**Data supplied:**
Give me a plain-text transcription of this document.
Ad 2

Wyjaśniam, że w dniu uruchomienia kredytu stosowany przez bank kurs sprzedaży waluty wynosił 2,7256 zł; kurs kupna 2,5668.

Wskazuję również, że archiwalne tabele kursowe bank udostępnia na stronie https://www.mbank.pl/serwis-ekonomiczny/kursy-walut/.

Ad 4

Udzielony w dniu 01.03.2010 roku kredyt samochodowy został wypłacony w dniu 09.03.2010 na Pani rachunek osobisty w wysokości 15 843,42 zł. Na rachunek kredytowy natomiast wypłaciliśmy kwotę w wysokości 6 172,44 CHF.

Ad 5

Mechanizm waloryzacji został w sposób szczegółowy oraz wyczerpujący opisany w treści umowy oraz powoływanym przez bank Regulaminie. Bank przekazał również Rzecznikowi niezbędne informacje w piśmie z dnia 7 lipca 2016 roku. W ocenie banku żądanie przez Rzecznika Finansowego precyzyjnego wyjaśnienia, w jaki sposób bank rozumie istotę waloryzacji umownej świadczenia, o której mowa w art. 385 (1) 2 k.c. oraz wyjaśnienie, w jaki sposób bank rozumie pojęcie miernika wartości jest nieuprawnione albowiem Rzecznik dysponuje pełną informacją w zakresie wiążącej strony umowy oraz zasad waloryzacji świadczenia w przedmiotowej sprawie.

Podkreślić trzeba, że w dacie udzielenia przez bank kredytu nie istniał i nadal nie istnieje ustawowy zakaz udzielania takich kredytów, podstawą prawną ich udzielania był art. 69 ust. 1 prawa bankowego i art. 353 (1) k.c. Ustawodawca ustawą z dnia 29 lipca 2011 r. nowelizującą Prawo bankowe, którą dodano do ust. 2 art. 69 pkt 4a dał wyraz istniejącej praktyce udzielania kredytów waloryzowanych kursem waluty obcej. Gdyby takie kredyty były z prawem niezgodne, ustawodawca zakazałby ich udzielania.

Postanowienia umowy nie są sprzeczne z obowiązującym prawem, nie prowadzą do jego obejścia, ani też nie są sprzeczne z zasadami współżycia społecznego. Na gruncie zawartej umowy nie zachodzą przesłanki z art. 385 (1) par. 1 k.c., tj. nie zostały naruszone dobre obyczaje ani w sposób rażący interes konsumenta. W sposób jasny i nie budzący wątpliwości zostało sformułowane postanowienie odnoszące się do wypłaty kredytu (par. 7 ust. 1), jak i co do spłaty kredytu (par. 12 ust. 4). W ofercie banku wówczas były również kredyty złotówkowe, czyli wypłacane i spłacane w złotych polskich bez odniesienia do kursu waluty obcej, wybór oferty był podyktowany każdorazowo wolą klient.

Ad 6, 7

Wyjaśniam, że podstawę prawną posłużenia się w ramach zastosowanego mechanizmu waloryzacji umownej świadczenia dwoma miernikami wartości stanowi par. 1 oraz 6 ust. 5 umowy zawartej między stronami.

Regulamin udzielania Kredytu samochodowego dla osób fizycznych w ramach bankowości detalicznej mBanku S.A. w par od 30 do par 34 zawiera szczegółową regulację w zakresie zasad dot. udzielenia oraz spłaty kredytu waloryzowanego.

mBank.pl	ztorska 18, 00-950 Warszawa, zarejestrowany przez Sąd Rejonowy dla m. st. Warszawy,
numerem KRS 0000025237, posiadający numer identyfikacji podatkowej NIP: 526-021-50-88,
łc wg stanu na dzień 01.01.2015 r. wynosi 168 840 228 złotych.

**Problem statement:** Give the complete listing a second time, exactly as it reads.

**Task response:**
Give me a plain-text transcription of this document.
Ad 2

Wyjaśniam, że w dniu uruchomienia kredytu stosowany przez bank kurs sprzedaży waluty wynosił 2,7256 zł; kurs kupna 2,5668.

Wskazuję również, że archiwalne tabele kursowe bank udostępnia na stronie https://www.mbank.pl/serwis-ekonomiczny/kursy-walut/.

Ad 4

Udzielony w dniu 01.03.2010 roku kredyt samochodowy został wypłacony w dniu 09.03.2010 na Pani rachunek osobisty w wysokości 15 843,42 zł. Na rachunek kredytowy natomiast wypłaciliśmy kwotę w wysokości 6 172,44 CHF.

Ad 5

Mechanizm waloryzacji został w sposób szczegółowy oraz wyczerpujący opisany w treści umowy oraz powoływanym przez bank Regulaminie. Bank przekazał również Rzecznikowi niezbędne informacje w piśmie z dnia 7 lipca 2016 roku. W ocenie banku żądanie przez Rzecznika Finansowego precyzyjnego wyjaśnienia, w jaki sposób bank rozumie istotę waloryzacji umownej świadczenia, o której mowa w art. 385 (1) 2 k.c. oraz wyjaśnienie, w jaki sposób bank rozumie pojęcie miernika wartości jest nieuprawnione albowiem Rzecznik dysponuje pełną informacją w zakresie wiążącej strony umowy oraz zasad waloryzacji świadczenia w przedmiotowej sprawie.

Podkreślić trzeba, że w dacie udzielenia przez bank kredytu nie istniał i nadal nie istnieje ustawowy zakaz udzielania takich kredytów, podstawą prawną ich udzielania był art. 69 ust. 1 prawa bankowego i art. 353 (1) k.c. Ustawodawca ustawą z dnia 29 lipca 2011 r. nowelizującą Prawo bankowe, którą dodano do ust. 2 art. 69 pkt 4a dał wyraz istniejącej praktyce udzielania kredytów waloryzowanych kursem waluty obcej. Gdyby takie kredyty były z prawem niezgodne, ustawodawca zakazałby ich udzielania.

Postanowienia umowy nie są sprzeczne z obowiązującym prawem, nie prowadzą do jego obejścia, ani też nie są sprzeczne z zasadami współżycia społecznego. Na gruncie zawartej umowy nie zachodzą przesłanki z art. 385 (1) par. 1 k.c., tj. nie zostały naruszone dobre obyczaje ani w sposób rażący interes konsumenta. W sposób jasny i nie budzący wątpliwości zostało sformułowane postanowienie odnoszące się do wypłaty kredytu (par. 7 ust. 1), jak i co do spłaty kredytu (par. 12 ust. 4). W ofercie banku wówczas były również kredyty złotówkowe, czyli wypłacane i spłacane w złotych polskich bez odniesienia do kursu waluty obcej, wybór oferty był podyktowany każdorazowo wolą klient.

Ad 6, 7

Wyjaśniam, że podstawę prawną posłużenia się w ramach zastosowanego mechanizmu waloryzacji umownej świadczenia dwoma miernikami wartości stanowi par. 1 oraz 6 ust. 5 umowy zawartej między stronami.

Regulamin udzielania Kredytu samochodowego dla osób fizycznych w ramach bankowości detalicznej mBanku S.A. w par od 30 do par 34 zawiera szczegółową regulację w zakresie zasad dot. udzielenia oraz spłaty kredytu waloryzowanego.

mBank.pl	ztorska 18, 00-950 Warszawa, zarejestrowany przez Sąd Rejonowy dla m. st. Warszawy,
numerem KRS 0000025237, posiadający numer identyfikacji podatkowej NIP: 526-021-50-88,
łc wg stanu na dzień 01.01.2015 r. wynosi 168 840 228 złotych.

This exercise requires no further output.